[begin EXERCISE DATA]

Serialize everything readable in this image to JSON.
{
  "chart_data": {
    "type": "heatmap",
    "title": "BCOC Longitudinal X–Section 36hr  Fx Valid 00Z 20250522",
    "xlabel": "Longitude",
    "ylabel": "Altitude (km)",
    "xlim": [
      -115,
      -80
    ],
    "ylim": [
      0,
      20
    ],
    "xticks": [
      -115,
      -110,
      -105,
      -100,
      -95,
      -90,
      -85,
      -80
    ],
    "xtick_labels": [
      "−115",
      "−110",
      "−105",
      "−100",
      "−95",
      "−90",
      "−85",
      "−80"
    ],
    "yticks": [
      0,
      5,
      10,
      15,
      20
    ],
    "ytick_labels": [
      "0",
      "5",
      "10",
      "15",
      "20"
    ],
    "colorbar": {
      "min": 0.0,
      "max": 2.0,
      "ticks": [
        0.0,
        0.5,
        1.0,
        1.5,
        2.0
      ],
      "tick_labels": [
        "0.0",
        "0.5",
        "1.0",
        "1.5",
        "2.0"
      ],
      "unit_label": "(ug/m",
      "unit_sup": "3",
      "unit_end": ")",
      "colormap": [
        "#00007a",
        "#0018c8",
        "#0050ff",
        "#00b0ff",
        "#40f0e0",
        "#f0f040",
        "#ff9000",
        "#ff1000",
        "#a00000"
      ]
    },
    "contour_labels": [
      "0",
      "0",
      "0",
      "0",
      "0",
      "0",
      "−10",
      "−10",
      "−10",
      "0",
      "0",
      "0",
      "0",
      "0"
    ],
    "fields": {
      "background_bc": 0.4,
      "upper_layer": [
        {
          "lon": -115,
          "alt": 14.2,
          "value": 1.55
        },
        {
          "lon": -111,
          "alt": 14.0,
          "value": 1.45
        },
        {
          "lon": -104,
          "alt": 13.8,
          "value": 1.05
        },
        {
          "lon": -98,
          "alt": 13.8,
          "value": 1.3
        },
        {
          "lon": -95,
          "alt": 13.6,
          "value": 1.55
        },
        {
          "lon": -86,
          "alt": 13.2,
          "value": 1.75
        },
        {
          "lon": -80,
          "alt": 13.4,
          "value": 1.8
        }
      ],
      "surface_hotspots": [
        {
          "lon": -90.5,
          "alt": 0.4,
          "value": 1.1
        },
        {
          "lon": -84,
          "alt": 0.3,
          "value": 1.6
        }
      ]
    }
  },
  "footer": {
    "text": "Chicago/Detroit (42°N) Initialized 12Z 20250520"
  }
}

[end EXERCISE DATA]

The full set of records should be duplicated exactly.

Serialize everything readable in this image to JSON.
{
  "chart_data": {
    "type": "heatmap",
    "title": "BCOC Longitudinal X–Section 36hr  Fx Valid 00Z 20250522",
    "xlabel": "Longitude",
    "ylabel": "Altitude (km)",
    "xlim": [
      -115,
      -80
    ],
    "ylim": [
      0,
      20
    ],
    "xticks": [
      -115,
      -110,
      -105,
      -100,
      -95,
      -90,
      -85,
      -80
    ],
    "xtick_labels": [
      "−115",
      "−110",
      "−105",
      "−100",
      "−95",
      "−90",
      "−85",
      "−80"
    ],
    "yticks": [
      0,
      5,
      10,
      15,
      20
    ],
    "ytick_labels": [
      "0",
      "5",
      "10",
      "15",
      "20"
    ],
    "colorbar": {
      "min": 0.0,
      "max": 2.0,
      "ticks": [
        0.0,
        0.5,
        1.0,
        1.5,
        2.0
      ],
      "tick_labels": [
        "0.0",
        "0.5",
        "1.0",
        "1.5",
        "2.0"
      ],
      "unit_label": "(ug/m",
      "unit_sup": "3",
      "unit_end": ")",
      "colormap": [
        "#00007a",
        "#0018c8",
        "#0050ff",
        "#00b0ff",
        "#40f0e0",
        "#f0f040",
        "#ff9000",
        "#ff1000",
        "#a00000"
      ]
    },
    "contour_labels": [
      "0",
      "0",
      "0",
      "0",
      "0",
      "0",
      "−10",
      "−10",
      "−10",
      "0",
      "0",
      "0",
      "0",
      "0"
    ],
    "fields": {
      "background_bc": 0.4,
      "upper_layer": [
        {
          "lon": -115,
          "alt": 14.2,
          "value": 1.55
        },
        {
          "lon": -111,
          "alt": 14.0,
          "value": 1.45
        },
        {
          "lon": -104,
          "alt": 13.8,
          "value": 1.05
        },
        {
          "lon": -98,
          "alt": 13.8,
          "value": 1.3
        },
        {
          "lon": -95,
          "alt": 13.6,
          "value": 1.55
        },
        {
          "lon": -86,
          "alt": 13.2,
          "value": 1.75
        },
        {
          "lon": -80,
          "alt": 13.4,
          "value": 1.8
        }
      ],
      "surface_hotspots": [
        {
          "lon": -90.5,
          "alt": 0.4,
          "value": 1.1
        },
        {
          "lon": -84,
          "alt": 0.3,
          "value": 1.6
        }
      ]
    }
  },
  "footer": {
    "text": "Chicago/Detroit (42°N) Initialized 12Z 20250520"
  }
}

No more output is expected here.